● Instructions to follow:
Every entry needs to be reproduced exactly.

● Supplied material:
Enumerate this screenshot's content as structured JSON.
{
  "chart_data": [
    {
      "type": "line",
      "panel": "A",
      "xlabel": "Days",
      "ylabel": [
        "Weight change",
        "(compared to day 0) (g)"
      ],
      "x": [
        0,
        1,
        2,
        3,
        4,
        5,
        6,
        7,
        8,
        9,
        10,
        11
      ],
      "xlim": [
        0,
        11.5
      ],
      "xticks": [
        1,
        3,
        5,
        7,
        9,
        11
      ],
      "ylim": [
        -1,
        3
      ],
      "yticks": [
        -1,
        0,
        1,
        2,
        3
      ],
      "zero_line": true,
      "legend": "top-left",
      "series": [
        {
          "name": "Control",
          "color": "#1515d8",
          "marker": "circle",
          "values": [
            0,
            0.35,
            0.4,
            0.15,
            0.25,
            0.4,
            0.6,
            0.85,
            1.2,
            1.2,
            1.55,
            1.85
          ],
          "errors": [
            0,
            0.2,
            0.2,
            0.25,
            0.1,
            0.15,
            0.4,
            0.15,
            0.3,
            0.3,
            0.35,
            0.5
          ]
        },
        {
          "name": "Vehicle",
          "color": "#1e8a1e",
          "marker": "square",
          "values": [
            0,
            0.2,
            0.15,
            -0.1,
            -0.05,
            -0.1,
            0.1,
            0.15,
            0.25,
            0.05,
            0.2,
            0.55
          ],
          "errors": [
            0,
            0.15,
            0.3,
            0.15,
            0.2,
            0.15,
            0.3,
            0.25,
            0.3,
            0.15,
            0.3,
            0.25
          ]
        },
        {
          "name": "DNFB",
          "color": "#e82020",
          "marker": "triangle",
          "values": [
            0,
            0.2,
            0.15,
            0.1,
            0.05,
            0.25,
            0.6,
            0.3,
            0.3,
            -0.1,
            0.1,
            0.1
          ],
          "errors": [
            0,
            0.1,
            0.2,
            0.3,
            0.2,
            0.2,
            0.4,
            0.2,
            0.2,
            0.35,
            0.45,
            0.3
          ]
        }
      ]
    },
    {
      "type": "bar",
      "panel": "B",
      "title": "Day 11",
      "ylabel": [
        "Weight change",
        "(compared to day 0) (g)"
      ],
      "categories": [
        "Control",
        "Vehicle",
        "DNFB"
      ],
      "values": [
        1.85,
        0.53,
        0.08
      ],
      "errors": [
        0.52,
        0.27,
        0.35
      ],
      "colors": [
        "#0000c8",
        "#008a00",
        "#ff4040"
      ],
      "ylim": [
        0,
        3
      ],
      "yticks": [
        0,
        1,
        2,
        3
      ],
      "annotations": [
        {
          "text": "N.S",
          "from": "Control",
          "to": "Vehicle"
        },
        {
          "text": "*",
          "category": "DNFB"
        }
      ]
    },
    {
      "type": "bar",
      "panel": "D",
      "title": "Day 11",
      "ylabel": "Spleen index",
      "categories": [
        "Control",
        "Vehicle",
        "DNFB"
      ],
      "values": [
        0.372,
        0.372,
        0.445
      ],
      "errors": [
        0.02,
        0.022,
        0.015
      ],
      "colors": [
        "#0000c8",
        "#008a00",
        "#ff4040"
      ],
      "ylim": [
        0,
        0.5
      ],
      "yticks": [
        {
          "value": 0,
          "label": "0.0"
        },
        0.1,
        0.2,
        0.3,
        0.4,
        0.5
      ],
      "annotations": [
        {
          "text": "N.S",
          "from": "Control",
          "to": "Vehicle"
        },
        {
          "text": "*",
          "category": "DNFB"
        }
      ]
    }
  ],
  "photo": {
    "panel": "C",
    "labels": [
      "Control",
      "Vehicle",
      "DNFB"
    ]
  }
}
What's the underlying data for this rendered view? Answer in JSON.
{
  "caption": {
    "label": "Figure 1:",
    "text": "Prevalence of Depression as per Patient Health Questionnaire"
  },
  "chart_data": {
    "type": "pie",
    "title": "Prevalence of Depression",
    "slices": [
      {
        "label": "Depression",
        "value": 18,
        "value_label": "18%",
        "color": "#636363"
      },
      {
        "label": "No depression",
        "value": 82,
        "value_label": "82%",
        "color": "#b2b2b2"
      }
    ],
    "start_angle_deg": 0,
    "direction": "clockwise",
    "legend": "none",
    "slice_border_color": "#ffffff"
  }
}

● Result below:
Enumerate this screenshot's content as structured JSON.
{
  "chart_data": [
    {
      "type": "line",
      "panel": "A",
      "xlabel": "Days",
      "ylabel": [
        "Weight change",
        "(compared to day 0) (g)"
      ],
      "x": [
        0,
        1,
        2,
        3,
        4,
        5,
        6,
        7,
        8,
        9,
        10,
        11
      ],
      "xlim": [
        0,
        11.5
      ],
      "xticks": [
        1,
        3,
        5,
        7,
        9,
        11
      ],
      "ylim": [
        -1,
        3
      ],
      "yticks": [
        -1,
        0,
        1,
        2,
        3
      ],
      "zero_line": true,
      "legend": "top-left",
      "series": [
        {
          "name": "Control",
          "color": "#1515d8",
          "marker": "circle",
          "values": [
            0,
            0.35,
            0.4,
            0.15,
            0.25,
            0.4,
            0.6,
            0.85,
            1.2,
            1.2,
            1.55,
            1.85
          ],
          "errors": [
            0,
            0.2,
            0.2,
            0.25,
            0.1,
            0.15,
            0.4,
            0.15,
            0.3,
            0.3,
            0.35,
            0.5
          ]
        },
        {
          "name": "Vehicle",
          "color": "#1e8a1e",
          "marker": "square",
          "values": [
            0,
            0.2,
            0.15,
            -0.1,
            -0.05,
            -0.1,
            0.1,
            0.15,
            0.25,
            0.05,
            0.2,
            0.55
          ],
          "errors": [
            0,
            0.15,
            0.3,
            0.15,
            0.2,
            0.15,
            0.3,
            0.25,
            0.3,
            0.15,
            0.3,
            0.25
          ]
        },
        {
          "name": "DNFB",
          "color": "#e82020",
          "marker": "triangle",
          "values": [
            0,
            0.2,
            0.15,
            0.1,
            0.05,
            0.25,
            0.6,
            0.3,
            0.3,
            -0.1,
            0.1,
            0.1
          ],
          "errors": [
            0,
            0.1,
            0.2,
            0.3,
            0.2,
            0.2,
            0.4,
            0.2,
            0.2,
            0.35,
            0.45,
            0.3
          ]
        }
      ]
    },
    {
      "type": "bar",
      "panel": "B",
      "title": "Day 11",
      "ylabel": [
        "Weight change",
        "(compared to day 0) (g)"
      ],
      "categories": [
        "Control",
        "Vehicle",
        "DNFB"
      ],
      "values": [
        1.85,
        0.53,
        0.08
      ],
      "errors": [
        0.52,
        0.27,
        0.35
      ],
      "colors": [
        "#0000c8",
        "#008a00",
        "#ff4040"
      ],
      "ylim": [
        0,
        3
      ],
      "yticks": [
        0,
        1,
        2,
        3
      ],
      "annotations": [
        {
          "text": "N.S",
          "from": "Control",
          "to": "Vehicle"
        },
        {
          "text": "*",
          "category": "DNFB"
        }
      ]
    },
    {
      "type": "bar",
      "panel": "D",
      "title": "Day 11",
      "ylabel": "Spleen index",
      "categories": [
        "Control",
        "Vehicle",
        "DNFB"
      ],
      "values": [
        0.372,
        0.372,
        0.445
      ],
      "errors": [
        0.02,
        0.022,
        0.015
      ],
      "colors": [
        "#0000c8",
        "#008a00",
        "#ff4040"
      ],
      "ylim": [
        0,
        0.5
      ],
      "yticks": [
        {
          "value": 0,
          "label": "0.0"
        },
        0.1,
        0.2,
        0.3,
        0.4,
        0.5
      ],
      "annotations": [
        {
          "text": "N.S",
          "from": "Control",
          "to": "Vehicle"
        },
        {
          "text": "*",
          "category": "DNFB"
        }
      ]
    }
  ],
  "photo": {
    "panel": "C",
    "labels": [
      "Control",
      "Vehicle",
      "DNFB"
    ]
  }
}
What's the underlying data for this rendered view? Answer in JSON.
{
  "caption": {
    "label": "Figure 1:",
    "text": "Prevalence of Depression as per Patient Health Questionnaire"
  },
  "chart_data": {
    "type": "pie",
    "title": "Prevalence of Depression",
    "slices": [
      {
        "label": "Depression",
        "value": 18,
        "value_label": "18%",
        "color": "#636363"
      },
      {
        "label": "No depression",
        "value": 82,
        "value_label": "82%",
        "color": "#b2b2b2"
      }
    ],
    "start_angle_deg": 0,
    "direction": "clockwise",
    "legend": "none",
    "slice_border_color": "#ffffff"
  }
}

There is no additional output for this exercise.